Pick out the lines below with "JSON" and list them.

(Records about charts and figures)
○ ○ ○
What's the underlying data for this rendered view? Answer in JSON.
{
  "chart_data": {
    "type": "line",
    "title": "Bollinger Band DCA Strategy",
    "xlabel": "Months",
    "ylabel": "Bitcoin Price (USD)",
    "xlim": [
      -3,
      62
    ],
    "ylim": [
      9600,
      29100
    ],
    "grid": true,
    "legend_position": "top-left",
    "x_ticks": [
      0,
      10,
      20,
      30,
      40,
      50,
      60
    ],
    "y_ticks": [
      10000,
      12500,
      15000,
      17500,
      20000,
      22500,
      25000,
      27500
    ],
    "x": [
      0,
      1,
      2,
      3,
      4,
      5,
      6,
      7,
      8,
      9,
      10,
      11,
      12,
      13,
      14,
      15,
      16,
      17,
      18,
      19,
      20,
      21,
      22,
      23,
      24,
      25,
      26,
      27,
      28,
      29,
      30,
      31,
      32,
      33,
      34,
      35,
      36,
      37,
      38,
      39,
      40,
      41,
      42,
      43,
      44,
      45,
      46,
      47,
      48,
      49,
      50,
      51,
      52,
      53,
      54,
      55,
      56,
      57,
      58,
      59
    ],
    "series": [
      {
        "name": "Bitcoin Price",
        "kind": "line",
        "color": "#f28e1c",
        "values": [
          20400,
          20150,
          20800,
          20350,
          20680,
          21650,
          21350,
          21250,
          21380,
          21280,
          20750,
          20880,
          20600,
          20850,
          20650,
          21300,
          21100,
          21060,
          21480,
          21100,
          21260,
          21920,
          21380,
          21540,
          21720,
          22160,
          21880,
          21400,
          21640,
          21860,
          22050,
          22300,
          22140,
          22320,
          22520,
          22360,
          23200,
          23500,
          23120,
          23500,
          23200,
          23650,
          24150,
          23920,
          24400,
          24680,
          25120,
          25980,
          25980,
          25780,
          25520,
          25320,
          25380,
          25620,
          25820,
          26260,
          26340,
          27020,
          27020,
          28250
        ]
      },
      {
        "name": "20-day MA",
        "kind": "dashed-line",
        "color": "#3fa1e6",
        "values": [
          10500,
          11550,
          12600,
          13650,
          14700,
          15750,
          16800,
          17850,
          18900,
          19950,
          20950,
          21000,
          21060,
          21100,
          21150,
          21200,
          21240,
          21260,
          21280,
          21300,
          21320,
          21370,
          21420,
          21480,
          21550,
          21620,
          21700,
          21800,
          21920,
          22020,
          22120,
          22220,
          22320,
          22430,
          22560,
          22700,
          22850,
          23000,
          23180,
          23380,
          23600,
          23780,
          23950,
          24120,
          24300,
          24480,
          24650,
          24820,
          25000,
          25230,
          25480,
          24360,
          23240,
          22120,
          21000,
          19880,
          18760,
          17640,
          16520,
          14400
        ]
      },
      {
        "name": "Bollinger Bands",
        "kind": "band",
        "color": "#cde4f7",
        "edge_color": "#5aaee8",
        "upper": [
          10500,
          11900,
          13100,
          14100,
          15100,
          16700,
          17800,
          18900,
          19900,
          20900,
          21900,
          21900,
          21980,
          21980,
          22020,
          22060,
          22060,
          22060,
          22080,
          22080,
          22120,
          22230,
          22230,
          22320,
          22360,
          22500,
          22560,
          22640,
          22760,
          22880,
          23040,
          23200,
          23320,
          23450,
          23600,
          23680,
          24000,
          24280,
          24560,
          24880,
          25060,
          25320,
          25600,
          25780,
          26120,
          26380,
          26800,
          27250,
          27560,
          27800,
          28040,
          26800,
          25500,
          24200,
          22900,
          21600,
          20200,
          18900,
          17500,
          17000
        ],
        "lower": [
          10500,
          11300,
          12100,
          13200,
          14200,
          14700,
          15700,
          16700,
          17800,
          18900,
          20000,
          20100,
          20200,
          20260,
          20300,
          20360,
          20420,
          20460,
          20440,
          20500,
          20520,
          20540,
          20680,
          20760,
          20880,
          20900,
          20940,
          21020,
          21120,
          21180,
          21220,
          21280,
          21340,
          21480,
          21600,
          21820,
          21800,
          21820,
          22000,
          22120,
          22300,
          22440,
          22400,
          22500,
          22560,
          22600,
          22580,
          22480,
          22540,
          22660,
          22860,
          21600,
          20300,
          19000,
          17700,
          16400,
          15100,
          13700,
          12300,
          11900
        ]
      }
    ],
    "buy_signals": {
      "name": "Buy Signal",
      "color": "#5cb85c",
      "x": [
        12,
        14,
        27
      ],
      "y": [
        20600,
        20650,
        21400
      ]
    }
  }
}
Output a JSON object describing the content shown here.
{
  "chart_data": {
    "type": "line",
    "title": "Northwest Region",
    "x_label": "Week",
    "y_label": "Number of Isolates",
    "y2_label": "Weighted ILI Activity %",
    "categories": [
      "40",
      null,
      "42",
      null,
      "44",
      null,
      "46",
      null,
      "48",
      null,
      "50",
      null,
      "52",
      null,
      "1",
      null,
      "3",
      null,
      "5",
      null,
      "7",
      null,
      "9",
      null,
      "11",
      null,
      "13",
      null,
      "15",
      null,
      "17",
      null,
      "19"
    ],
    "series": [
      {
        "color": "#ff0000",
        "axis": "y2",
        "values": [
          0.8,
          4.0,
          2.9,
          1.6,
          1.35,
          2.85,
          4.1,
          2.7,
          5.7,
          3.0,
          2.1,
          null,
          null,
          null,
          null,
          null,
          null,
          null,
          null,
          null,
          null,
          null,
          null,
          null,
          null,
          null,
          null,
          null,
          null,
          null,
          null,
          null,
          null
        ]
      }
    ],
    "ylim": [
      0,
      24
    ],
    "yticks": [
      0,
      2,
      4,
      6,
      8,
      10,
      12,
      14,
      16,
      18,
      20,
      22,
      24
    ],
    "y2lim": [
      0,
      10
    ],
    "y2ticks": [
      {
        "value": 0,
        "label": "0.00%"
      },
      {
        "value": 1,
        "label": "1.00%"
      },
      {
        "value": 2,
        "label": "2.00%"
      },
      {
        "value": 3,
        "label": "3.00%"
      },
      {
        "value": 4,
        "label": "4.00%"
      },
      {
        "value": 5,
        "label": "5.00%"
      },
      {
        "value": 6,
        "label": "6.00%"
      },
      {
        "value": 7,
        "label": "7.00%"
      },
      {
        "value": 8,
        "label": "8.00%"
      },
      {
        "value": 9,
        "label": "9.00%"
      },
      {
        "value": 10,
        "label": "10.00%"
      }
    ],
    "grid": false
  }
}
○ ○ ○
▶ Answer to the exercise
What's the underlying data for this rendered view? Answer in JSON.
Output a JSON object describing the content shown here.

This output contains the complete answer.